▸ INSTRUCTIONS FOR THE TASK
Repeat each entry word for word. Leave any images out of the copy.

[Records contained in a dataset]

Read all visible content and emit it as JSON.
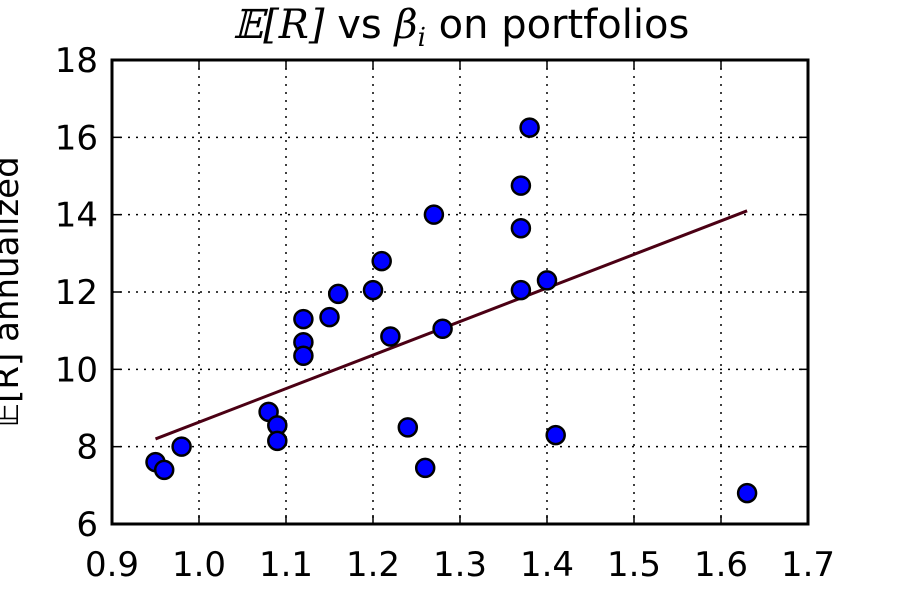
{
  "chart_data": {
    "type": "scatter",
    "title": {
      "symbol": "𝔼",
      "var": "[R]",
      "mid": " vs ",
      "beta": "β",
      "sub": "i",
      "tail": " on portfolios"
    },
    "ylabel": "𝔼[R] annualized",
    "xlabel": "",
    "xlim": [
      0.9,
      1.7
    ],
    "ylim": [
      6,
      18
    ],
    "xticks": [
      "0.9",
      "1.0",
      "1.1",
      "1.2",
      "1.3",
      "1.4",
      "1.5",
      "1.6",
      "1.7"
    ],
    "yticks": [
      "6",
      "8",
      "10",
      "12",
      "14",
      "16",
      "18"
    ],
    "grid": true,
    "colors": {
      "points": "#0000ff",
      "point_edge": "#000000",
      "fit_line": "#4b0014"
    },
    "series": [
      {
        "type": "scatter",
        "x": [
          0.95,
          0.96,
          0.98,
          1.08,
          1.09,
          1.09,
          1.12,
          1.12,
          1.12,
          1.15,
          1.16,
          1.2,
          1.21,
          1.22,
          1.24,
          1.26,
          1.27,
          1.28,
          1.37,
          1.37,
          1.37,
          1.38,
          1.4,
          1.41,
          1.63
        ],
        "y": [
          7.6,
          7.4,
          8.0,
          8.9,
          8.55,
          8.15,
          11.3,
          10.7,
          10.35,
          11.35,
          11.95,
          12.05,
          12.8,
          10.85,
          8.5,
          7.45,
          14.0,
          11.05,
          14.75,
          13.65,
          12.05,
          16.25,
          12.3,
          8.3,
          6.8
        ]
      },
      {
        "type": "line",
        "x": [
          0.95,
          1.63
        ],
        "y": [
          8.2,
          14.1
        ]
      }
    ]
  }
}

▸ WRITTEN REPLY
Read all visible content and emit it as JSON.
{
  "chart_data": {
    "type": "scatter",
    "title": {
      "symbol": "𝔼",
      "var": "[R]",
      "mid": " vs ",
      "beta": "β",
      "sub": "i",
      "tail": " on portfolios"
    },
    "ylabel": "𝔼[R] annualized",
    "xlabel": "",
    "xlim": [
      0.9,
      1.7
    ],
    "ylim": [
      6,
      18
    ],
    "xticks": [
      "0.9",
      "1.0",
      "1.1",
      "1.2",
      "1.3",
      "1.4",
      "1.5",
      "1.6",
      "1.7"
    ],
    "yticks": [
      "6",
      "8",
      "10",
      "12",
      "14",
      "16",
      "18"
    ],
    "grid": true,
    "colors": {
      "points": "#0000ff",
      "point_edge": "#000000",
      "fit_line": "#4b0014"
    },
    "series": [
      {
        "type": "scatter",
        "x": [
          0.95,
          0.96,
          0.98,
          1.08,
          1.09,
          1.09,
          1.12,
          1.12,
          1.12,
          1.15,
          1.16,
          1.2,
          1.21,
          1.22,
          1.24,
          1.26,
          1.27,
          1.28,
          1.37,
          1.37,
          1.37,
          1.38,
          1.4,
          1.41,
          1.63
        ],
        "y": [
          7.6,
          7.4,
          8.0,
          8.9,
          8.55,
          8.15,
          11.3,
          10.7,
          10.35,
          11.35,
          11.95,
          12.05,
          12.8,
          10.85,
          8.5,
          7.45,
          14.0,
          11.05,
          14.75,
          13.65,
          12.05,
          16.25,
          12.3,
          8.3,
          6.8
        ]
      },
      {
        "type": "line",
        "x": [
          0.95,
          1.63
        ],
        "y": [
          8.2,
          14.1
        ]
      }
    ]
  }
}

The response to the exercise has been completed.